[Start of Dataset extract]

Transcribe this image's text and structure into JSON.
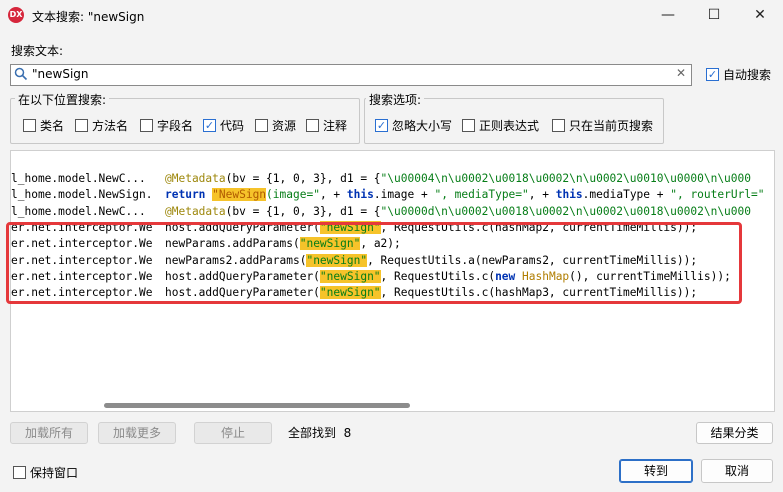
{
  "window": {
    "title": "文本搜索: \"newSign",
    "app_icon_text": "DX",
    "minimize": "—",
    "maximize": "☐",
    "close": "✕"
  },
  "search": {
    "label": "搜索文本:",
    "value": "\"newSign",
    "auto_search_label": "自动搜索",
    "auto_search_checked": true
  },
  "scope": {
    "title": "在以下位置搜索:",
    "options": [
      {
        "label": "类名",
        "checked": false
      },
      {
        "label": "方法名",
        "checked": false
      },
      {
        "label": "字段名",
        "checked": false
      },
      {
        "label": "代码",
        "checked": true
      },
      {
        "label": "资源",
        "checked": false
      },
      {
        "label": "注释",
        "checked": false
      }
    ]
  },
  "options": {
    "title": "搜索选项:",
    "items": [
      {
        "label": "忽略大小写",
        "checked": true
      },
      {
        "label": "正则表达式",
        "checked": false
      },
      {
        "label": "只在当前页搜索",
        "checked": false
      }
    ]
  },
  "results": {
    "rows": [
      {
        "cls": "l_home.model.NewC...",
        "parts": [
          [
            "ann",
            "@Metadata"
          ],
          [
            "",
            "(bv = {1, 0, 3}, d1 = {"
          ],
          [
            "str",
            "\"\\u00004\\n\\u0002\\u0018\\u0002\\n\\u0002\\u0010\\u0000\\n\\u000"
          ]
        ]
      },
      {
        "cls": "l_home.model.NewSign.",
        "parts": [
          [
            "kw",
            "return "
          ],
          [
            "hl2",
            "\"NewSign"
          ],
          [
            "str",
            "(image=\""
          ],
          [
            "",
            ", + "
          ],
          [
            "kw",
            "this"
          ],
          [
            "",
            ".image + "
          ],
          [
            "str",
            "\", mediaType=\""
          ],
          [
            "",
            ", + "
          ],
          [
            "kw",
            "this"
          ],
          [
            "",
            ".mediaType + "
          ],
          [
            "str",
            "\", routerUrl=\""
          ]
        ]
      },
      {
        "cls": "l_home.model.NewC...",
        "parts": [
          [
            "ann",
            "@Metadata"
          ],
          [
            "",
            "(bv = {1, 0, 3}, d1 = {"
          ],
          [
            "str",
            "\"\\u0000d\\n\\u0002\\u0018\\u0002\\n\\u0002\\u0018\\u0002\\n\\u000"
          ]
        ]
      },
      {
        "cls": "er.net.interceptor.We",
        "parts": [
          [
            "",
            "host.addQueryParameter("
          ],
          [
            "hl",
            "\"newSign\""
          ],
          [
            "",
            ", RequestUtils.c(hashMap2, currentTimeMillis));"
          ]
        ]
      },
      {
        "cls": "er.net.interceptor.We",
        "parts": [
          [
            "",
            "newParams.addParams("
          ],
          [
            "hl",
            "\"newSign\""
          ],
          [
            "",
            ", a2);"
          ]
        ]
      },
      {
        "cls": "er.net.interceptor.We",
        "parts": [
          [
            "",
            "newParams2.addParams("
          ],
          [
            "hl",
            "\"newSign\""
          ],
          [
            "",
            ", RequestUtils.a(newParams2, currentTimeMillis));"
          ]
        ]
      },
      {
        "cls": "er.net.interceptor.We",
        "parts": [
          [
            "",
            "host.addQueryParameter("
          ],
          [
            "hl",
            "\"newSign\""
          ],
          [
            "",
            ", RequestUtils.c("
          ],
          [
            "kw",
            "new "
          ],
          [
            "cls-type",
            "HashMap"
          ],
          [
            "",
            "(), currentTimeMillis));"
          ]
        ]
      },
      {
        "cls": "er.net.interceptor.We",
        "parts": [
          [
            "",
            "host.addQueryParameter("
          ],
          [
            "hl",
            "\"newSign\""
          ],
          [
            "",
            ", RequestUtils.c(hashMap3, currentTimeMillis));"
          ]
        ]
      }
    ]
  },
  "footer": {
    "load_all": "加载所有",
    "load_more": "加载更多",
    "stop": "停止",
    "found_text": "全部找到  8",
    "group_results": "结果分类",
    "keep_window_label": "保持窗口",
    "keep_window_checked": false,
    "goto": "转到",
    "cancel": "取消"
  },
  "colors": {
    "highlight": "#f6c32a",
    "annotation_box": "#e5383b",
    "accent": "#2a6fd1"
  }
}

[End of Dataset extract]

» **Problem description**: Among the lines of the listing, how many hold the string "image"? Respond with only the number.

» **Result of this exercise**: 3